[Part of a data file]
-----

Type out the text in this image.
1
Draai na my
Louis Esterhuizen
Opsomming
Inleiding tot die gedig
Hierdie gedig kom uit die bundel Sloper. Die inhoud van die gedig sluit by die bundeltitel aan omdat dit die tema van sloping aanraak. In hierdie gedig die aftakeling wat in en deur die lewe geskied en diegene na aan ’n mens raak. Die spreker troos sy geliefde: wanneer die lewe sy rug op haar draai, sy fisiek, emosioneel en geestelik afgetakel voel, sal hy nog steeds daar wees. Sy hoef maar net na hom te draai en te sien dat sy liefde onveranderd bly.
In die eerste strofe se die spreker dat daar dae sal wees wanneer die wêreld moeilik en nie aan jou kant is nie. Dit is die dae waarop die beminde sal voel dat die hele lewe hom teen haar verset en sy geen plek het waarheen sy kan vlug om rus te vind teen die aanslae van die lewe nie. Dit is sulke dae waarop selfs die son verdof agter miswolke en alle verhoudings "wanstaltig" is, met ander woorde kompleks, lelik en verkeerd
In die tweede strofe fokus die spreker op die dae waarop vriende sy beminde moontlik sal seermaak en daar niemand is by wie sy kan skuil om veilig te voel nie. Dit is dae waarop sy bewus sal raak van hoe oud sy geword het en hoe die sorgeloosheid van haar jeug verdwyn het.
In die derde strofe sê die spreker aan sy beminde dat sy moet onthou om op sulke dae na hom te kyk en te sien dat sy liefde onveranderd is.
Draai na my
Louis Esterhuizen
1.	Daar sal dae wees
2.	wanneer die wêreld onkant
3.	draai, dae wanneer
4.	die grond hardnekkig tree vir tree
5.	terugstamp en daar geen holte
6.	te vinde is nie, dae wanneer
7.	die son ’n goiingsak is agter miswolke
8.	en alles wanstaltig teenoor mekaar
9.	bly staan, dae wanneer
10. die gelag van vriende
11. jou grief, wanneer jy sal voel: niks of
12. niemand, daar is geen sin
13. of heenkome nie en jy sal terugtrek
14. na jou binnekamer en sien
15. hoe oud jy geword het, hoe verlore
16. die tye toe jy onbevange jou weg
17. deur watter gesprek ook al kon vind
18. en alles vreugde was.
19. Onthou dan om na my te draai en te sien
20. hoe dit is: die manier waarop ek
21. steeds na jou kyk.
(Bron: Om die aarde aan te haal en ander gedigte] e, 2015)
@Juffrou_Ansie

-----

:: Task details ::
Copy out every line from the material above in which the word "alles" appears.

:: Full solution ::
8.	en alles wanstaltig teenoor mekaar
18. en alles vreugde was.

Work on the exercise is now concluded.